(Saved data entries)
- - - -
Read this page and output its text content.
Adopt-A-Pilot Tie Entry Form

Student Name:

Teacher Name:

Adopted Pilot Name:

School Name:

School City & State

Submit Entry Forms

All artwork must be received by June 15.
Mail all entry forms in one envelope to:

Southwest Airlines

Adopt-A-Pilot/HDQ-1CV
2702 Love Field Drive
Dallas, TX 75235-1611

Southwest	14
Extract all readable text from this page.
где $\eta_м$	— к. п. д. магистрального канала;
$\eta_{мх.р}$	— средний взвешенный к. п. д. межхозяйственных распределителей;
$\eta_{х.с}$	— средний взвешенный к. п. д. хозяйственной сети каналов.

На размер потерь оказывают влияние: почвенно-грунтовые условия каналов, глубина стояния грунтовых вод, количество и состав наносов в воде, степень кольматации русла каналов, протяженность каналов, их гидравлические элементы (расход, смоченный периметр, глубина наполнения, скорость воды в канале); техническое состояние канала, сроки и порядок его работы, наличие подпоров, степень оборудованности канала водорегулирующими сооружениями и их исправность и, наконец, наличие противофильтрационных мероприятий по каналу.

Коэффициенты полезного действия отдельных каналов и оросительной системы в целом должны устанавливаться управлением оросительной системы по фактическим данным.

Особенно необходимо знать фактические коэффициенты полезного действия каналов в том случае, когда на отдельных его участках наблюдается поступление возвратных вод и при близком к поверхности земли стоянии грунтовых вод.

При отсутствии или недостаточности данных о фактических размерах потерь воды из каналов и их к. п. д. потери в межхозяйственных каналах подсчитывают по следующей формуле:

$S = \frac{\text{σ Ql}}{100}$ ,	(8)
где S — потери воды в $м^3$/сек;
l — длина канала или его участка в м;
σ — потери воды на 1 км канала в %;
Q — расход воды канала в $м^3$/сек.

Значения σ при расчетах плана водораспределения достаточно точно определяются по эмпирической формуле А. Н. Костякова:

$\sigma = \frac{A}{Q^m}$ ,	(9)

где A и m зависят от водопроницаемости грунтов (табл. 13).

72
- - - -
§ REQUEST
Every entry above should be retyped exactly as shown.

§ SOLUTION TO THIS PROBLEM
Read this page and output its text content.
Adopt-A-Pilot Tie Entry Form

Student Name:

Teacher Name:

Adopted Pilot Name:

School Name:

School City & State

Submit Entry Forms

All artwork must be received by June 15.
Mail all entry forms in one envelope to:

Southwest Airlines

Adopt-A-Pilot/HDQ-1CV
2702 Love Field Drive
Dallas, TX 75235-1611

Southwest	14
Extract all readable text from this page.
где $\eta_м$	— к. п. д. магистрального канала;
$\eta_{мх.р}$	— средний взвешенный к. п. д. межхозяйственных распределителей;
$\eta_{х.с}$	— средний взвешенный к. п. д. хозяйственной сети каналов.

На размер потерь оказывают влияние: почвенно-грунтовые условия каналов, глубина стояния грунтовых вод, количество и состав наносов в воде, степень кольматации русла каналов, протяженность каналов, их гидравлические элементы (расход, смоченный периметр, глубина наполнения, скорость воды в канале); техническое состояние канала, сроки и порядок его работы, наличие подпоров, степень оборудованности канала водорегулирующими сооружениями и их исправность и, наконец, наличие противофильтрационных мероприятий по каналу.

Коэффициенты полезного действия отдельных каналов и оросительной системы в целом должны устанавливаться управлением оросительной системы по фактическим данным.

Особенно необходимо знать фактические коэффициенты полезного действия каналов в том случае, когда на отдельных его участках наблюдается поступление возвратных вод и при близком к поверхности земли стоянии грунтовых вод.

При отсутствии или недостаточности данных о фактических размерах потерь воды из каналов и их к. п. д. потери в межхозяйственных каналах подсчитывают по следующей формуле:

$S = \frac{\text{σ Ql}}{100}$ ,	(8)
где S — потери воды в $м^3$/сек;
l — длина канала или его участка в м;
σ — потери воды на 1 км канала в %;
Q — расход воды канала в $м^3$/сек.

Значения σ при расчетах плана водораспределения достаточно точно определяются по эмпирической формуле А. Н. Костякова:

$\sigma = \frac{A}{Q^m}$ ,	(9)

где A и m зависят от водопроницаемости грунтов (табл. 13).

72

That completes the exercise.